Task brief: Put the lines below into a JSON list of strings, one string per line, and leave out any blank lines.

Task input:

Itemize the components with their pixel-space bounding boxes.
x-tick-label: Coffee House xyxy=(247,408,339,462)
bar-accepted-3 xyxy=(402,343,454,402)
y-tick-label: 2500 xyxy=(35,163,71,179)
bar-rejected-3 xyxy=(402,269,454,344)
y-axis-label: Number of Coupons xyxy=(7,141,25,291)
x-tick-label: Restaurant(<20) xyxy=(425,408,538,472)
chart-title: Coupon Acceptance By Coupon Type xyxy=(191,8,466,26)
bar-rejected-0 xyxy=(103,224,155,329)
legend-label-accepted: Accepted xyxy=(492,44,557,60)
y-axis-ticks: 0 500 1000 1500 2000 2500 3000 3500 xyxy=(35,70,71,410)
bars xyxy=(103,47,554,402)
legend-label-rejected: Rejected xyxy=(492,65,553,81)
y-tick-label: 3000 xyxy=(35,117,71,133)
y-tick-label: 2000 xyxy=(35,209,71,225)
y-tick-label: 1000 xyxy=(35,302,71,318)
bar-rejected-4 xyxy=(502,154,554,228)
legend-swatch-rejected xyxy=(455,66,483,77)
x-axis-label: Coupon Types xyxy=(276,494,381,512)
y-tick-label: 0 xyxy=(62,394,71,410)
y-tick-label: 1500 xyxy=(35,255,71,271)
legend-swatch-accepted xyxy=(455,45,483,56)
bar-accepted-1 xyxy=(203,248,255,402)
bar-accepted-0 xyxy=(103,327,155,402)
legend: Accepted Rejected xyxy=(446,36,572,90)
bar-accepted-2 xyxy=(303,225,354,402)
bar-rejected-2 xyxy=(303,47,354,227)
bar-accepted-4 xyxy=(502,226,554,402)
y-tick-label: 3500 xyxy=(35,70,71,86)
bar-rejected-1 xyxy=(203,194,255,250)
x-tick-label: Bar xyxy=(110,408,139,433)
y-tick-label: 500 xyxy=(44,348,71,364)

Solution to this exercise:
[
  "Itemize the components with their pixel-space bounding boxes.",
  "x-tick-label: Coffee House xyxy=(247,408,339,462)",
  "bar-accepted-3 xyxy=(402,343,454,402)",
  "y-tick-label: 2500 xyxy=(35,163,71,179)",
  "bar-rejected-3 xyxy=(402,269,454,344)",
  "y-axis-label: Number of Coupons xyxy=(7,141,25,291)",
  "x-tick-label: Restaurant(<20) xyxy=(425,408,538,472)",
  "chart-title: Coupon Acceptance By Coupon Type xyxy=(191,8,466,26)",
  "bar-rejected-0 xyxy=(103,224,155,329)",
  "legend-label-accepted: Accepted xyxy=(492,44,557,60)",
  "y-axis-ticks: 0 500 1000 1500 2000 2500 3000 3500 xyxy=(35,70,71,410)",
  "bars xyxy=(103,47,554,402)",
  "legend-label-rejected: Rejected xyxy=(492,65,553,81)",
  "y-tick-label: 3000 xyxy=(35,117,71,133)",
  "y-tick-label: 2000 xyxy=(35,209,71,225)",
  "y-tick-label: 1000 xyxy=(35,302,71,318)",
  "bar-rejected-4 xyxy=(502,154,554,228)",
  "legend-swatch-rejected xyxy=(455,66,483,77)",
  "x-axis-label: Coupon Types xyxy=(276,494,381,512)",
  "y-tick-label: 0 xyxy=(62,394,71,410)",
  "y-tick-label: 1500 xyxy=(35,255,71,271)",
  "legend-swatch-accepted xyxy=(455,45,483,56)",
  "bar-accepted-1 xyxy=(203,248,255,402)",
  "bar-accepted-0 xyxy=(103,327,155,402)",
  "legend: Accepted Rejected xyxy=(446,36,572,90)",
  "bar-accepted-2 xyxy=(303,225,354,402)",
  "bar-rejected-2 xyxy=(303,47,354,227)",
  "bar-accepted-4 xyxy=(502,226,554,402)",
  "y-tick-label: 3500 xyxy=(35,70,71,86)",
  "bar-rejected-1 xyxy=(203,194,255,250)",
  "x-tick-label: Bar xyxy=(110,408,139,433)",
  "y-tick-label: 500 xyxy=(44,348,71,364)"
]